Data excerpts
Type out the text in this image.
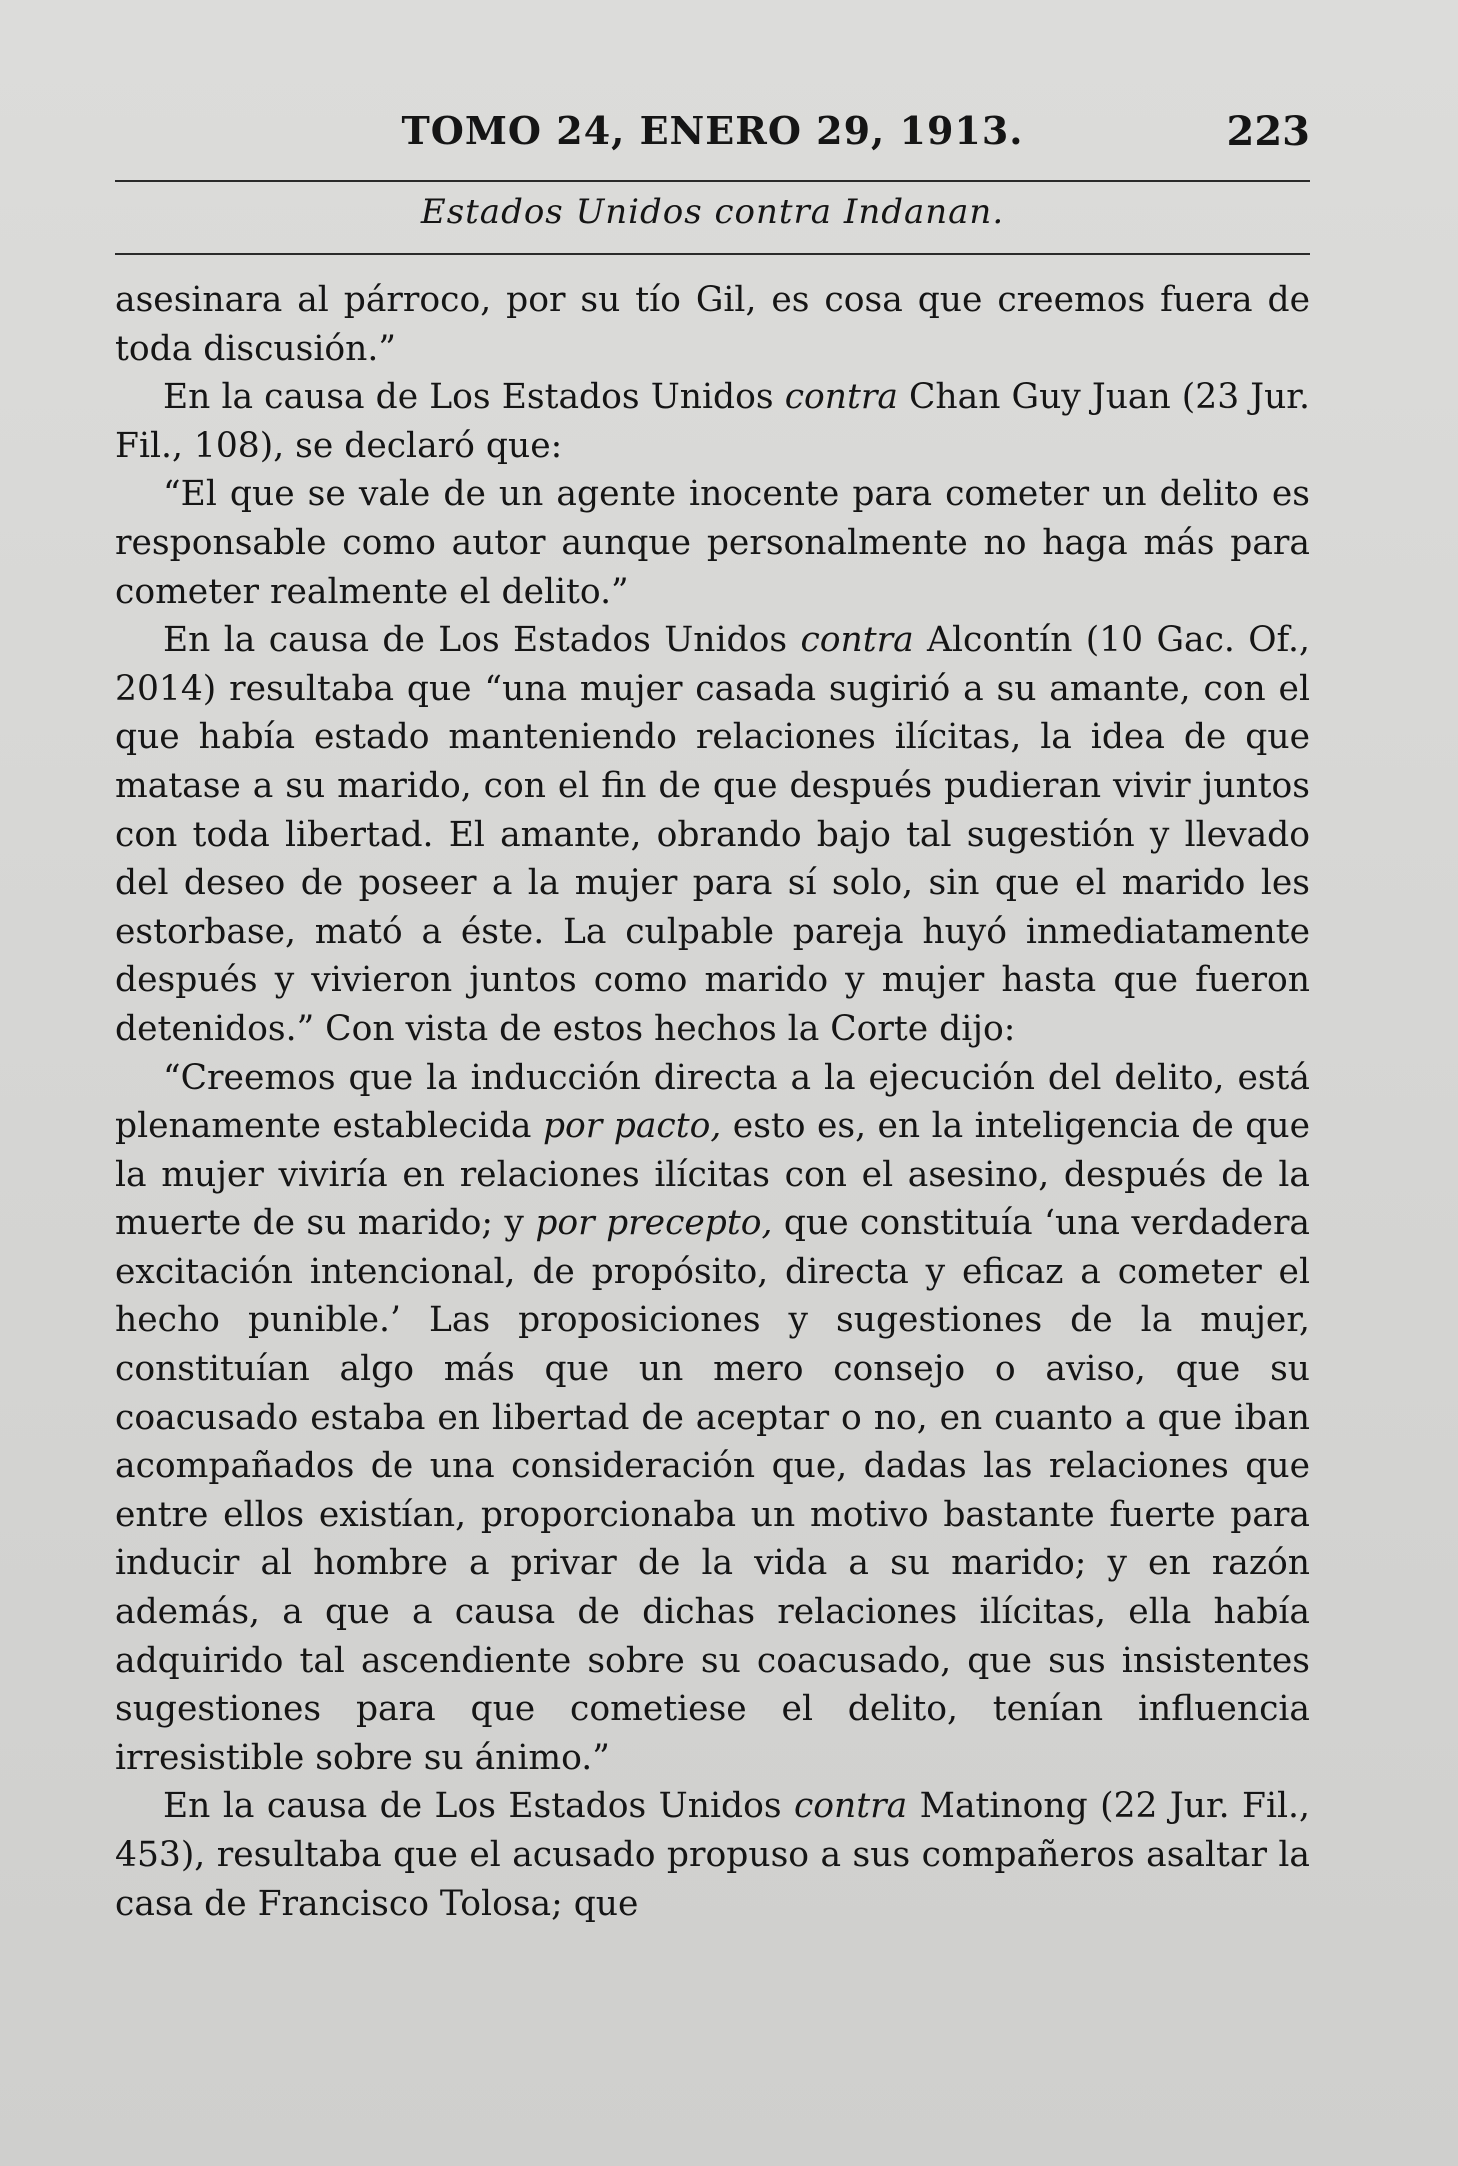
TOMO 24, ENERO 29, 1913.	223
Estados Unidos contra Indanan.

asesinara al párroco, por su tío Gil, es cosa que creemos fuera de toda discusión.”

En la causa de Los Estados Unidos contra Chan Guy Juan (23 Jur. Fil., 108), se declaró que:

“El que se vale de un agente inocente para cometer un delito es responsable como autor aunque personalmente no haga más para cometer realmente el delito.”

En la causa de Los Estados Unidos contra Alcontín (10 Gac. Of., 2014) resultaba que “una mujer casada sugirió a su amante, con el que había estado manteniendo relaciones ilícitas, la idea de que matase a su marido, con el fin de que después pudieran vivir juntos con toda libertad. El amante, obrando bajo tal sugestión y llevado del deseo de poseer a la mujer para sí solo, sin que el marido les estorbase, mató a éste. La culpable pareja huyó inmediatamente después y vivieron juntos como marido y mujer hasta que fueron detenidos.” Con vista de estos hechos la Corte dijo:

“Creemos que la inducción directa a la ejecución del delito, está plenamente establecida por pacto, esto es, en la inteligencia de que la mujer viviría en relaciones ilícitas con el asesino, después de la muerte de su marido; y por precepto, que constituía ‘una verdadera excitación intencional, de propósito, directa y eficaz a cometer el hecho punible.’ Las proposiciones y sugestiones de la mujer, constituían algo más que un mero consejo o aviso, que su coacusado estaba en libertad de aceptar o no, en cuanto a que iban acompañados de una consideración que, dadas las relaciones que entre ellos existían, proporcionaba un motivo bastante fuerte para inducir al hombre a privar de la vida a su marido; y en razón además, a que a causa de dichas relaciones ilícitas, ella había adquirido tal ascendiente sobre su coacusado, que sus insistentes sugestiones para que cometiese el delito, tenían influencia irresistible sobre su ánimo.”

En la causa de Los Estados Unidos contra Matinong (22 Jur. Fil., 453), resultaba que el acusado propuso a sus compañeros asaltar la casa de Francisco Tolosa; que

> [JOB]
Reproduce each line exactly as it appears, omitting the pictures.

> [RESULT]
Type out the text in this image.
TOMO 24, ENERO 29, 1913.	223
Estados Unidos contra Indanan.

asesinara al párroco, por su tío Gil, es cosa que creemos fuera de toda discusión.”

En la causa de Los Estados Unidos contra Chan Guy Juan (23 Jur. Fil., 108), se declaró que:

“El que se vale de un agente inocente para cometer un delito es responsable como autor aunque personalmente no haga más para cometer realmente el delito.”

En la causa de Los Estados Unidos contra Alcontín (10 Gac. Of., 2014) resultaba que “una mujer casada sugirió a su amante, con el que había estado manteniendo relaciones ilícitas, la idea de que matase a su marido, con el fin de que después pudieran vivir juntos con toda libertad. El amante, obrando bajo tal sugestión y llevado del deseo de poseer a la mujer para sí solo, sin que el marido les estorbase, mató a éste. La culpable pareja huyó inmediatamente después y vivieron juntos como marido y mujer hasta que fueron detenidos.” Con vista de estos hechos la Corte dijo:

“Creemos que la inducción directa a la ejecución del delito, está plenamente establecida por pacto, esto es, en la inteligencia de que la mujer viviría en relaciones ilícitas con el asesino, después de la muerte de su marido; y por precepto, que constituía ‘una verdadera excitación intencional, de propósito, directa y eficaz a cometer el hecho punible.’ Las proposiciones y sugestiones de la mujer, constituían algo más que un mero consejo o aviso, que su coacusado estaba en libertad de aceptar o no, en cuanto a que iban acompañados de una consideración que, dadas las relaciones que entre ellos existían, proporcionaba un motivo bastante fuerte para inducir al hombre a privar de la vida a su marido; y en razón además, a que a causa de dichas relaciones ilícitas, ella había adquirido tal ascendiente sobre su coacusado, que sus insistentes sugestiones para que cometiese el delito, tenían influencia irresistible sobre su ánimo.”

En la causa de Los Estados Unidos contra Matinong (22 Jur. Fil., 453), resultaba que el acusado propuso a sus compañeros asaltar la casa de Francisco Tolosa; que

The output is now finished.